> TASK INSTRUCTIONS:
Locate the word "fort" in the entries below, then gather every line that holds it.

>> Start

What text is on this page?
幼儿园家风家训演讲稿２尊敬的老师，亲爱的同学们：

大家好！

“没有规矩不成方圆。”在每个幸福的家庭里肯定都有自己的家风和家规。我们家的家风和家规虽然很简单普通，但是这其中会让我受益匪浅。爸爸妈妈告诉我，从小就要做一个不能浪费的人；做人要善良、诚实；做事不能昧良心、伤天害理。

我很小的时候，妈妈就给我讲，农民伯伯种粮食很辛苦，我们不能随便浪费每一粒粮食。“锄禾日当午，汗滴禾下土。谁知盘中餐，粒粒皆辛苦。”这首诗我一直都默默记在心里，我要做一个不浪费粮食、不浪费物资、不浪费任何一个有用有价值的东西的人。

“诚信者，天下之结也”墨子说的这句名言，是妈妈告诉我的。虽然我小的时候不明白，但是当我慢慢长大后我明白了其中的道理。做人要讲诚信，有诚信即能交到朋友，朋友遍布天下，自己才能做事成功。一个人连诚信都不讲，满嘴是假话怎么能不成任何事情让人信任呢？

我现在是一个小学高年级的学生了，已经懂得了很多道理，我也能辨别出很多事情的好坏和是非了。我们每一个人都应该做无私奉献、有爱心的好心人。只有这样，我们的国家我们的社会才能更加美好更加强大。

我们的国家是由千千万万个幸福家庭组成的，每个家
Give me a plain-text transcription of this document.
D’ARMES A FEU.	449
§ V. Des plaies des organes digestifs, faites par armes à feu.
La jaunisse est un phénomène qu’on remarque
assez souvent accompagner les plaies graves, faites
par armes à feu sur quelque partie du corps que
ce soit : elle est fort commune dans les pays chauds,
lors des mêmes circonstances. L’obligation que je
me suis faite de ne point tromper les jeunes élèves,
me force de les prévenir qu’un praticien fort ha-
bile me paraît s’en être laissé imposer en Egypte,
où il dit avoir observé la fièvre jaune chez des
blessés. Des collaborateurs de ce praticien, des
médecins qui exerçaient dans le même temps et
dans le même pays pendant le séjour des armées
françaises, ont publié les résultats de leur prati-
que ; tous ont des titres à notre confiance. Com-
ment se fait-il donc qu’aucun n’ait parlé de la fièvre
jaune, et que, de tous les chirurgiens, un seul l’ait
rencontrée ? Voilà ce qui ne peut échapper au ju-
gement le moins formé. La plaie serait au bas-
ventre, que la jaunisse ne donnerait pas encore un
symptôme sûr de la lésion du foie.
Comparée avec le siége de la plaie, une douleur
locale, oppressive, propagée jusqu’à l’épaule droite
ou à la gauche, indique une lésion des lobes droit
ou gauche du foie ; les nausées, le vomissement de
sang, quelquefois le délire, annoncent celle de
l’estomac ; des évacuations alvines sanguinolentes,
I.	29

>> End

> SOLUTION TO THE PROBLEM:
ce soit : elle est fort commune dans les pays chauds,
me force de les prévenir qu’un praticien fort ha-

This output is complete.